● Brief
Reproduce the beach walk passage below word for word, from its first sentence to its last.

● Text shown
▼

The wooden stairs had been worn smooth and rounded by thousands of people tracking abrasive sand up and down them for years. A thin layer of sand made each step dubious; one misplaced foot and the trip down would be quick and bumpy. At first I felt self-conscious dressed in jeans and a black sweater, with a pair of tightly laced, shiny jogging shoes, and a ratty bag by my side. I didn’t match the rest of the beachgoers in their bathing suits, sporting a languid attitude. But then I remembered I’m not here to relax. I gripped the strap crossing over my chest and acted as natural as I could.

As I walked, I marveled that there were still people on the beach. It was January, cloudy, cold, and the playoffs were on. How is it possible that there are still people playing frisbee in the freezing cold? How is it that people still lay placidly on their towels when the sun couldn’t tan an albino? But, this is San Diego—more importantly the beach—and the people must come.

Instead of walking towards the central pier, where surfers flank the decaying and barnacle encrusted trusses, I walked north along the cliffs slowly rising parallel to the ocean, eclipsing my right field of view. Palm trees grew among houses perched just above the shore break. Surfers rode in the meager waves before jumping off to paddle out again. From the corner of my eye, beer cans flashed under blankets just as the Official City of San Diego Beach Patrol truck drove by. Beach-goers took advantage of the slender window of opportunity for a quick sup before the truck turned around and passed again.

▲

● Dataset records
▼

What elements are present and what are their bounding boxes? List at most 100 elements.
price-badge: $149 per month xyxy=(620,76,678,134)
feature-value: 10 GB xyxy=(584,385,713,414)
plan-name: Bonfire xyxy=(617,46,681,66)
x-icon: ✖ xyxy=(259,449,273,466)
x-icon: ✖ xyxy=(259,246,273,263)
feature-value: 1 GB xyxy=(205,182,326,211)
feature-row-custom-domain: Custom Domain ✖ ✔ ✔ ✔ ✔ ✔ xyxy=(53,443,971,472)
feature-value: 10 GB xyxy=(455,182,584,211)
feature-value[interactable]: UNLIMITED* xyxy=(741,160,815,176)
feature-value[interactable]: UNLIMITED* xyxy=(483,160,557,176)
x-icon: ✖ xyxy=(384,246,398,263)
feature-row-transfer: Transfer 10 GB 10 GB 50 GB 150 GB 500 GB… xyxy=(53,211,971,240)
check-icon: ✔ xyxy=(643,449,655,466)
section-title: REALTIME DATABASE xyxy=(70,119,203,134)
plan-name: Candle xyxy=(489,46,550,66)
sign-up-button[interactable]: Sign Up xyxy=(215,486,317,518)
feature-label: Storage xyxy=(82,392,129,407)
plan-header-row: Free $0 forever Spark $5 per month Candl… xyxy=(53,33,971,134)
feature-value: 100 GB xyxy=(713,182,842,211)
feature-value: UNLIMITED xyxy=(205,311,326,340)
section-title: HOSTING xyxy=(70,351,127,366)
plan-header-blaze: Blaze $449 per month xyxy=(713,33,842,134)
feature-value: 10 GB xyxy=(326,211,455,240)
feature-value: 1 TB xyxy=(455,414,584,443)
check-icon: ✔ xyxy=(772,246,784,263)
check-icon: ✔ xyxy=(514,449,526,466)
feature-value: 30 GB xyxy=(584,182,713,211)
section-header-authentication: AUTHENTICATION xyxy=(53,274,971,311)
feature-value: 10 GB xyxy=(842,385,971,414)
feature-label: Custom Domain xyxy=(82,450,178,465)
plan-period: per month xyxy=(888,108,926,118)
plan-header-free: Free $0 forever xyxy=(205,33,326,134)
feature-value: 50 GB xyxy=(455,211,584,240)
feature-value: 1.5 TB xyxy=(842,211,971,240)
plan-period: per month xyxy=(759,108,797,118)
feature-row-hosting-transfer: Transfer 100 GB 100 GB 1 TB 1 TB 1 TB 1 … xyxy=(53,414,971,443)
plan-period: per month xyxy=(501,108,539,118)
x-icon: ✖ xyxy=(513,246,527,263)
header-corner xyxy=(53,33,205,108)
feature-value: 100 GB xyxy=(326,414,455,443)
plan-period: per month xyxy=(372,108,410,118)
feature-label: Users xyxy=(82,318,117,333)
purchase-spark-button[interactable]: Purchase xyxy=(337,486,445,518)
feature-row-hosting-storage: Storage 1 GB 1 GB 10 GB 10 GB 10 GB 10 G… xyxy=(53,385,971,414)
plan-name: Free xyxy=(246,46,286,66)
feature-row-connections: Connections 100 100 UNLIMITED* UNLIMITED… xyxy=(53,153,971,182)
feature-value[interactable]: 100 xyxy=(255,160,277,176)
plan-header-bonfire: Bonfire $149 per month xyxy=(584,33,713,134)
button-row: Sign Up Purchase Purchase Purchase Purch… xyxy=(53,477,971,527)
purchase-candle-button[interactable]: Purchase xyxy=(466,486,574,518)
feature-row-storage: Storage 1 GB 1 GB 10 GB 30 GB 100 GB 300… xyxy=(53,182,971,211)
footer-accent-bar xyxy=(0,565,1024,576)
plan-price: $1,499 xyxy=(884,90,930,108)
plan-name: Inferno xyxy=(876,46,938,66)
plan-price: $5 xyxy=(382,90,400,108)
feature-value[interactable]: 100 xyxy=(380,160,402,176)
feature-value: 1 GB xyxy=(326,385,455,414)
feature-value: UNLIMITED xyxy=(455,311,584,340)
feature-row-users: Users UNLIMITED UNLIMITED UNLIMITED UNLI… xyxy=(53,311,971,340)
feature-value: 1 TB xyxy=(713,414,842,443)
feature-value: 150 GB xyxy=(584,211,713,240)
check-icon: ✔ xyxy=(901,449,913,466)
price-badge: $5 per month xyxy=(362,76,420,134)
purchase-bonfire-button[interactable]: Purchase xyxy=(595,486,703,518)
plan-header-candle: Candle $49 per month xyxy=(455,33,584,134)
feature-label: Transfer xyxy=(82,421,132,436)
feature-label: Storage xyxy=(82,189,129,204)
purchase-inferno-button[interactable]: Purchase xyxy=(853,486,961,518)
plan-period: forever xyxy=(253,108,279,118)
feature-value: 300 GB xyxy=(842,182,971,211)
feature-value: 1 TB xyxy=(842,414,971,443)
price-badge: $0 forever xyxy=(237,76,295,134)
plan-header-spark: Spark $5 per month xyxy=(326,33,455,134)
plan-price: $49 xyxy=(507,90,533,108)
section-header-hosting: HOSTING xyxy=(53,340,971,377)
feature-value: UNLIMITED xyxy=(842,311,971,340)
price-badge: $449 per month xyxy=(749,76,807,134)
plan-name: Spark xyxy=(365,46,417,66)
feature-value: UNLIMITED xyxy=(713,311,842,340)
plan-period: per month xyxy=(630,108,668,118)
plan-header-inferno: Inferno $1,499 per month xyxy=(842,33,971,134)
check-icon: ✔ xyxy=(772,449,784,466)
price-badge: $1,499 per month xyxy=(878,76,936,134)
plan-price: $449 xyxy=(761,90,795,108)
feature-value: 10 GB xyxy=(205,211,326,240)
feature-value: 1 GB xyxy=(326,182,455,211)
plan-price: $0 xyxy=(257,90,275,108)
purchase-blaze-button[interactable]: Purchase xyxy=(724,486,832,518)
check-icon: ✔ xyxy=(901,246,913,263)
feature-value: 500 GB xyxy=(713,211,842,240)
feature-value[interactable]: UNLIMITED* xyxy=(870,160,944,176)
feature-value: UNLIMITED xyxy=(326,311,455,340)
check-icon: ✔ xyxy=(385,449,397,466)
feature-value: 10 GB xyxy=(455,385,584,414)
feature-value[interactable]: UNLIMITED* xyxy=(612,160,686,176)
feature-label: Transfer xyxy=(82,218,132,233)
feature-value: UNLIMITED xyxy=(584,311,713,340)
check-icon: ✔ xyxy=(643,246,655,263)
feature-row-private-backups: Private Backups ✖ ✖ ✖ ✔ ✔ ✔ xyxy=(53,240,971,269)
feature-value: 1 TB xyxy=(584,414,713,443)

▲

● Finished exercise
The wooden stairs had been worn smooth and rounded by thousands of people tracking abrasive sand up and down them for years. A thin layer of sand made each step dubious; one misplaced foot and the trip down would be quick and bumpy. At first I felt self-conscious dressed in jeans and a black sweater, with a pair of tightly laced, shiny jogging shoes, and a ratty bag by my side. I didn’t match the rest of the beachgoers in their bathing suits, sporting a languid attitude. But then I remembered I’m not here to relax. I gripped the strap crossing over my chest and acted as natural as I could.

As I walked, I marveled that there were still people on the beach. It was January, cloudy, cold, and the playoffs were on. How is it possible that there are still people playing frisbee in the freezing cold? How is it that people still lay placidly on their towels when the sun couldn’t tan an albino? But, this is San Diego—more importantly the beach—and the people must come.

Instead of walking towards the central pier, where surfers flank the decaying and barnacle encrusted trusses, I walked north along the cliffs slowly rising parallel to the ocean, eclipsing my right field of view. Palm trees grew among houses perched just above the shore break. Surfers rode in the meager waves before jumping off to paddle out again. From the corner of my eye, beer cans flashed under blankets just as the Official City of San Diego Beach Patrol truck drove by. Beach-goers took advantage of the slender window of opportunity for a quick sup before the truck turned around and passed again.